Copy out all the lines in the records that include the word "autre".

※

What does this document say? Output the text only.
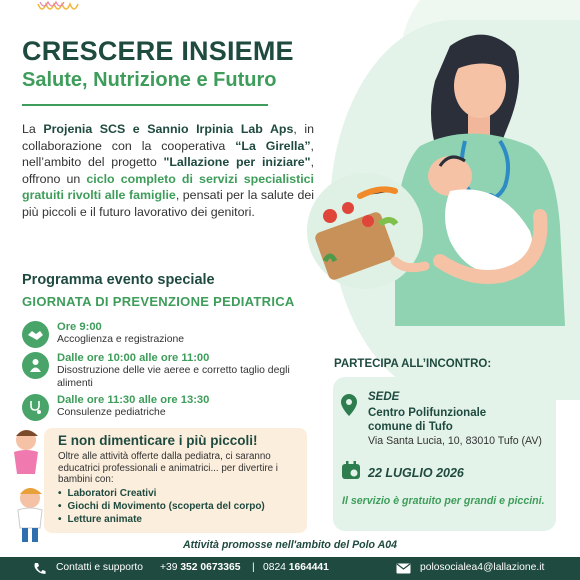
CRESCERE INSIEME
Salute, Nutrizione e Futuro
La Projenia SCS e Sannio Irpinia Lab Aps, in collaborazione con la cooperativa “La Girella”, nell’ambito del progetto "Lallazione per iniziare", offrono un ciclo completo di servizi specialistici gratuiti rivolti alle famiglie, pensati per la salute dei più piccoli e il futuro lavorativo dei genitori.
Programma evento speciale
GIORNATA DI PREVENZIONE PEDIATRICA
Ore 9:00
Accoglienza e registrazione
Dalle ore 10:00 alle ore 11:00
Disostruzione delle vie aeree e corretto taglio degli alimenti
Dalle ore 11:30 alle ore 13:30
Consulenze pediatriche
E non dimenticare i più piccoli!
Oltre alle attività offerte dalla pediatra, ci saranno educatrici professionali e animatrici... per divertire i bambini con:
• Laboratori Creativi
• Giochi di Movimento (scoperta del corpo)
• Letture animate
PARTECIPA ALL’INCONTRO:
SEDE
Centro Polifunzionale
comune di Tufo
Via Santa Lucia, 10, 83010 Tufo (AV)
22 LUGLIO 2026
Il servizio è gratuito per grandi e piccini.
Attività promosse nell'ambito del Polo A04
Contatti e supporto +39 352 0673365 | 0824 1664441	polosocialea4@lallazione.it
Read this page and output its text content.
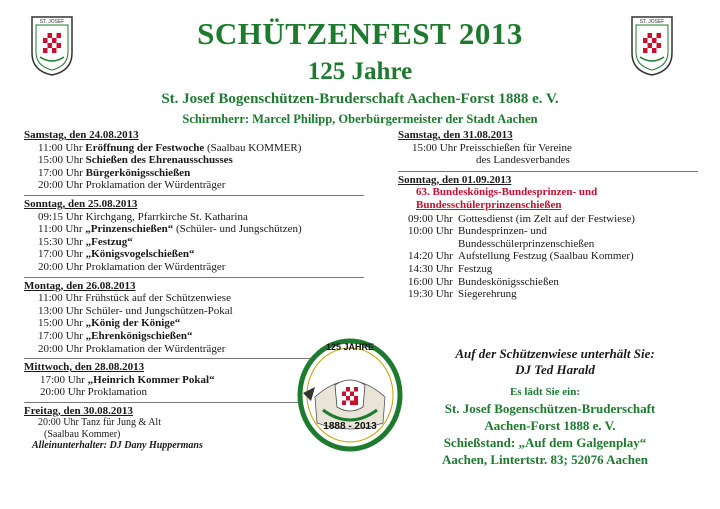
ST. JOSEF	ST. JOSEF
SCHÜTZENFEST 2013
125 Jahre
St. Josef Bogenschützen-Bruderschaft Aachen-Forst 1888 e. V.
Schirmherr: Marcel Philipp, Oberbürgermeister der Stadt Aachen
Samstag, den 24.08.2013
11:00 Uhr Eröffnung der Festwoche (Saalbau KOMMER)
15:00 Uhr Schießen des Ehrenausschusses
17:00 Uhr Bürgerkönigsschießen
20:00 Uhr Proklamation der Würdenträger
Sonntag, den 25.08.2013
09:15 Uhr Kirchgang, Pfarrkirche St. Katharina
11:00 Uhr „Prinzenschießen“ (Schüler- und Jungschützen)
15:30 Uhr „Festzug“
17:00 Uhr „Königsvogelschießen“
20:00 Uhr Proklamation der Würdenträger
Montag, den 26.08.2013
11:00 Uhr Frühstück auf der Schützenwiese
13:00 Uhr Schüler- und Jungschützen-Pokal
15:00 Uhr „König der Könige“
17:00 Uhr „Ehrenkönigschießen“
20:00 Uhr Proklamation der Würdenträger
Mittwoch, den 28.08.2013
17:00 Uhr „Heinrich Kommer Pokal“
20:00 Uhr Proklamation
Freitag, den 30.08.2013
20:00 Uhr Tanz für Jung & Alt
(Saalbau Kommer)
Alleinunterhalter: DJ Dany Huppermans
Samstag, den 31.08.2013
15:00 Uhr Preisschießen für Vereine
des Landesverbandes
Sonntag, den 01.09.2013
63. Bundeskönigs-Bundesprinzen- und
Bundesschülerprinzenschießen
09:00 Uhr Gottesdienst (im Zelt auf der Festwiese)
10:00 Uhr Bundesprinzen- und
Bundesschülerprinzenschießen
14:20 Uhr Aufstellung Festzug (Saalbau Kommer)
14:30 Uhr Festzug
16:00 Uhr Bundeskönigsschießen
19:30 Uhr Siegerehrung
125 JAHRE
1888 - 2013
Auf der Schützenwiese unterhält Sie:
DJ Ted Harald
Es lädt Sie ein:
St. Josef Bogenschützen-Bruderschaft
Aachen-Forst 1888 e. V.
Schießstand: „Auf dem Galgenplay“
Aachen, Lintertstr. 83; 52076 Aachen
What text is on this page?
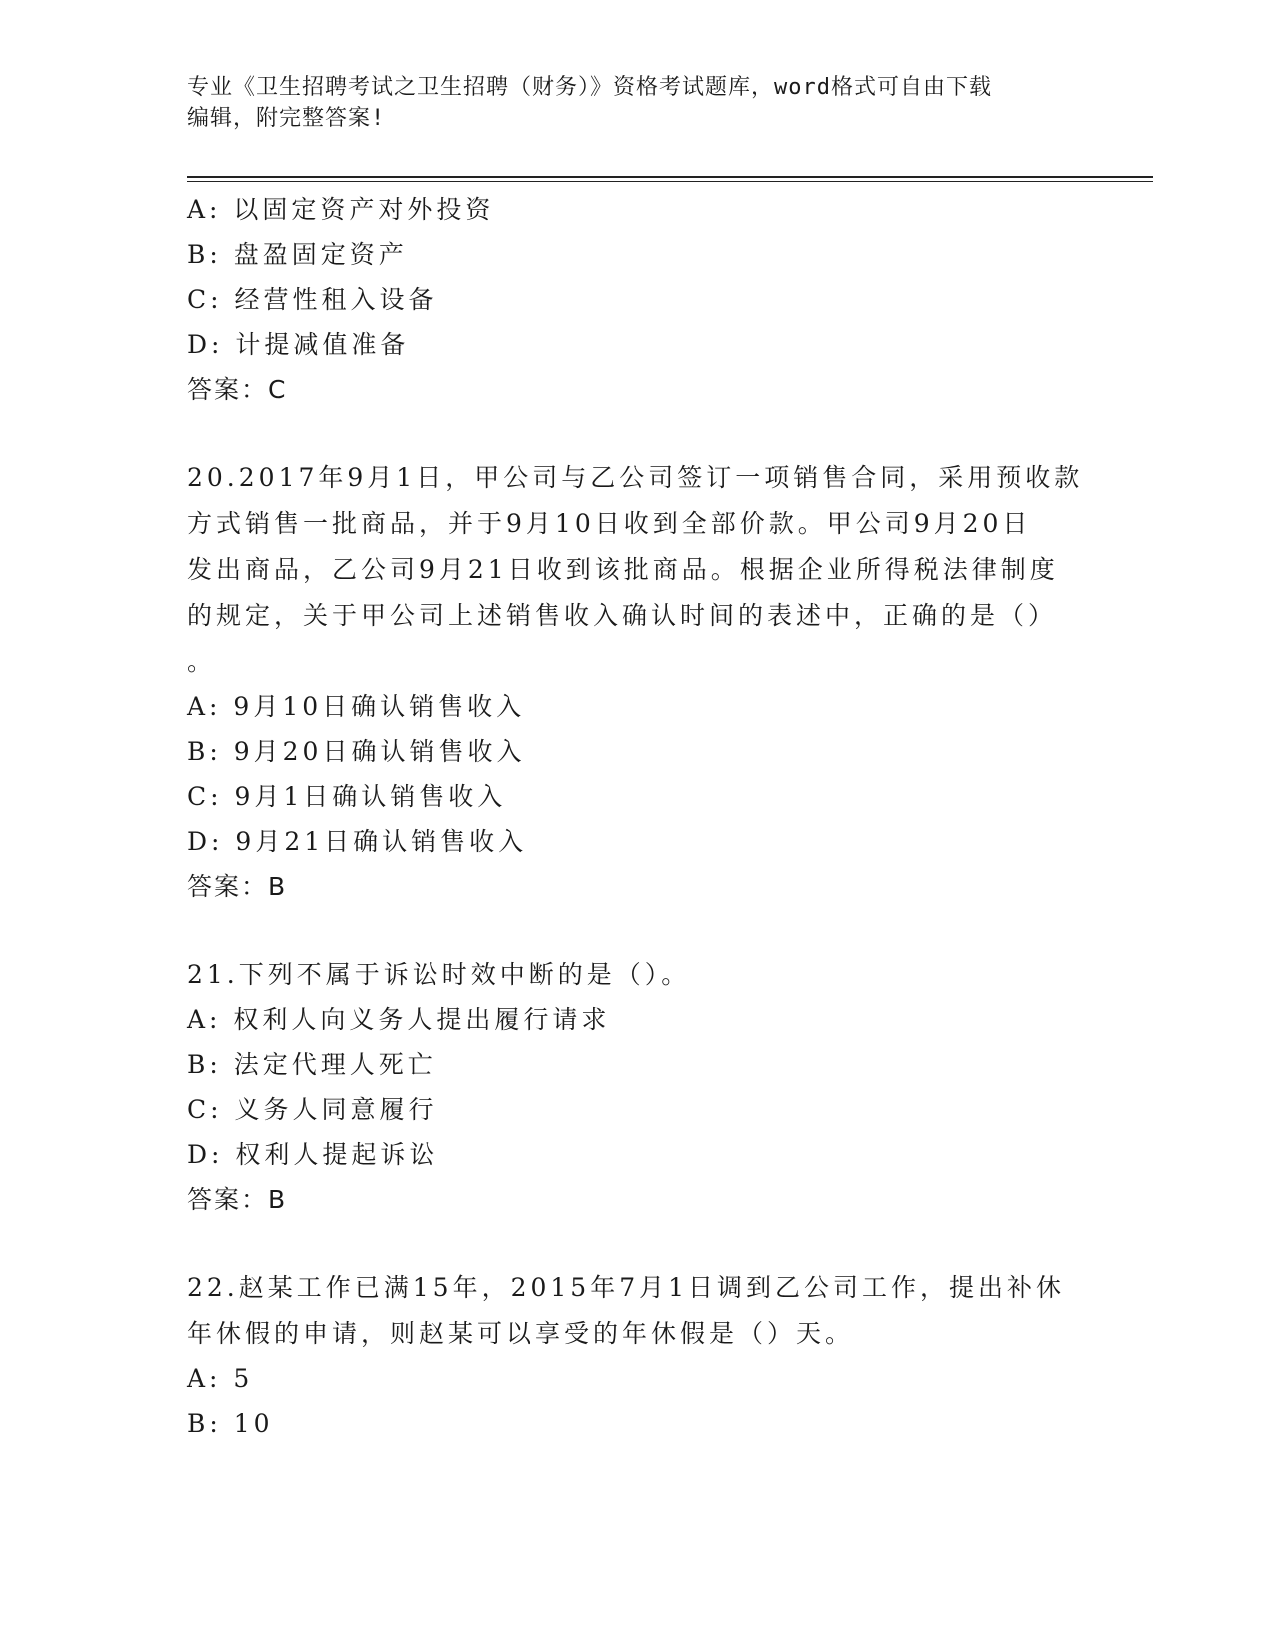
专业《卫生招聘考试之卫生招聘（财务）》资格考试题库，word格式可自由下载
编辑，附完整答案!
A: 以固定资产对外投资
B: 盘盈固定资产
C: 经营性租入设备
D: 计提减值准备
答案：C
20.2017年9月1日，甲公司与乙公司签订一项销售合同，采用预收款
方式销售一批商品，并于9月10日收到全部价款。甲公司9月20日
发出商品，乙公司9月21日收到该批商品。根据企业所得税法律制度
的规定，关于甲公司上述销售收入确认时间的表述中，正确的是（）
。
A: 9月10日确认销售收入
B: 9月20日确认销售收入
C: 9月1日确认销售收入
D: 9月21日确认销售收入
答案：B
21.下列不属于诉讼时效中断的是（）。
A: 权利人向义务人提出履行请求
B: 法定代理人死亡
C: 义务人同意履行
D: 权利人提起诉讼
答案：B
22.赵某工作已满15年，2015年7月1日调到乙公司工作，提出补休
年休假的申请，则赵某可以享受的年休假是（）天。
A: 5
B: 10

※

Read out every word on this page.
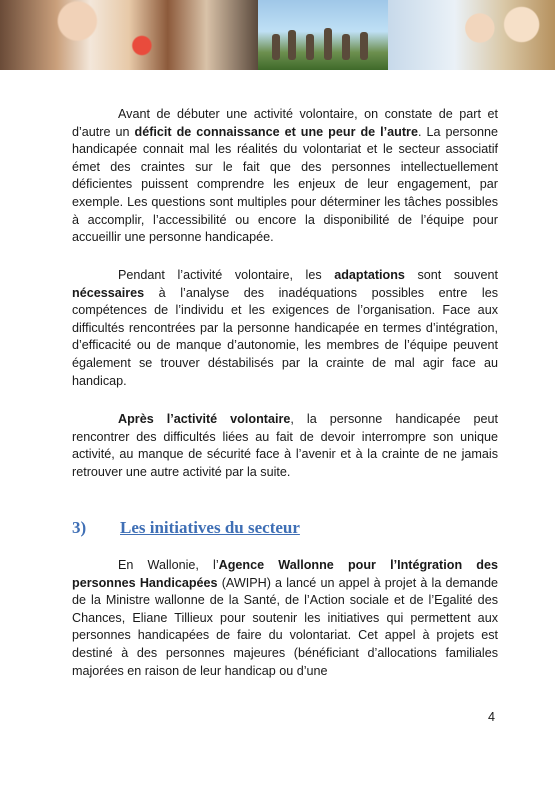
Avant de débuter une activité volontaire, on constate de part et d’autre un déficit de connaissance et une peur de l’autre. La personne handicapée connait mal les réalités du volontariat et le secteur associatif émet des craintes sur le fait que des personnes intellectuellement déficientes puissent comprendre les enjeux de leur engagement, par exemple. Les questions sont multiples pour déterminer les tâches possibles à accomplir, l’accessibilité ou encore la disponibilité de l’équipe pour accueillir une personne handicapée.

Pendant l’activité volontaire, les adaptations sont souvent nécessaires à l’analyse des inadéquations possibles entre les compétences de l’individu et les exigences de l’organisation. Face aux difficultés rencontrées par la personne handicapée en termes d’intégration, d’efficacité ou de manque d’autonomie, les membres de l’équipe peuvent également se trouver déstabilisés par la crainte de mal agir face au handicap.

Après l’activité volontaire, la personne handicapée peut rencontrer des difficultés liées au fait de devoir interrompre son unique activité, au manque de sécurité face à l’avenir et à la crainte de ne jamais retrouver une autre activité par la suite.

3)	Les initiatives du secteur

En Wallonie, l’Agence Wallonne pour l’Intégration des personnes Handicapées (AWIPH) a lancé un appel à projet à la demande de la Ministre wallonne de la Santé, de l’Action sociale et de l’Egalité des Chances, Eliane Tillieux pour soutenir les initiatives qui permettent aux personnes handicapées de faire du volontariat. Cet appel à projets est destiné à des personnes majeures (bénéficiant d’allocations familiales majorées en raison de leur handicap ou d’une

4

※

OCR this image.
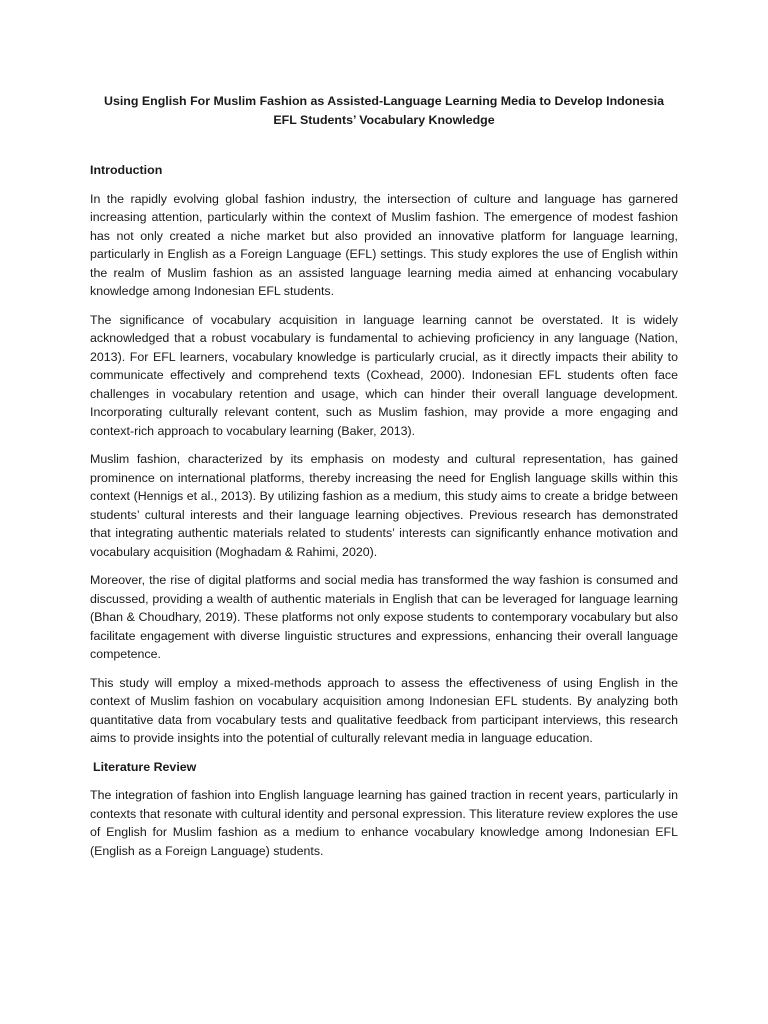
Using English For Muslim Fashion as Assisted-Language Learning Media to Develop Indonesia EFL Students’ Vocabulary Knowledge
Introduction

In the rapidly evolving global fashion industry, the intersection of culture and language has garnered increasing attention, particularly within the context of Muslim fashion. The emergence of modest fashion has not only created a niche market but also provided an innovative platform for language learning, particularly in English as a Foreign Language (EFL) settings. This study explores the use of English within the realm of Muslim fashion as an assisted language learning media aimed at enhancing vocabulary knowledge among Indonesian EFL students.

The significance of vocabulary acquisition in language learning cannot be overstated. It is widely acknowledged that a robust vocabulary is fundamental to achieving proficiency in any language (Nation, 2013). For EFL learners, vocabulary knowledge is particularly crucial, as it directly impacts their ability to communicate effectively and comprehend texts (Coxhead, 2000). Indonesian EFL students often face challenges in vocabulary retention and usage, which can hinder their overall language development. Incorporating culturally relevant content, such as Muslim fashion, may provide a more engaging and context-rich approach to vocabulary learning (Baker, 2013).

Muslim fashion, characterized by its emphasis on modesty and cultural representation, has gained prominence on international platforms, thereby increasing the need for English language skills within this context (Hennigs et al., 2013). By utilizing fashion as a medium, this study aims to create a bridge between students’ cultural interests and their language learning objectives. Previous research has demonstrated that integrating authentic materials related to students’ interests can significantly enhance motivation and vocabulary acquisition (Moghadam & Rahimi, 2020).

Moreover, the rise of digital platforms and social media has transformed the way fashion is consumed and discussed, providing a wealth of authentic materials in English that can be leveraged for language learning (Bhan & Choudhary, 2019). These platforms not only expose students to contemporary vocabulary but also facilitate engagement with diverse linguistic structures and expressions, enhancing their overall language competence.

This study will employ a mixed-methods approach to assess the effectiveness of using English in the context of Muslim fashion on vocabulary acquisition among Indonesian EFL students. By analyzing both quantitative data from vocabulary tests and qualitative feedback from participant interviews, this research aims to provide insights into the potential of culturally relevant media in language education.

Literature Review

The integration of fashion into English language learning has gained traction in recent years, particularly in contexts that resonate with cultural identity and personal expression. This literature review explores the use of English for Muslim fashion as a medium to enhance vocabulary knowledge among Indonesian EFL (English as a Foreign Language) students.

※

**SOLUTION**
Avant de débuter une activité volontaire, on constate de part et d’autre un déficit de connaissance et une peur de l’autre. La personne handicapée connait mal les réalités du volontariat et le secteur associatif émet des craintes sur le fait que des personnes intellectuellement déficientes puissent comprendre les enjeux de leur engagement, par exemple. Les questions sont multiples pour déterminer les tâches possibles à accomplir, l’accessibilité ou encore la disponibilité de l’équipe pour accueillir une personne handicapée.
Après l’activité volontaire, la personne handicapée peut rencontrer des difficultés liées au fait de devoir interrompre son unique activité, au manque de sécurité face à l’avenir et à la crainte de ne jamais retrouver une autre activité par la suite.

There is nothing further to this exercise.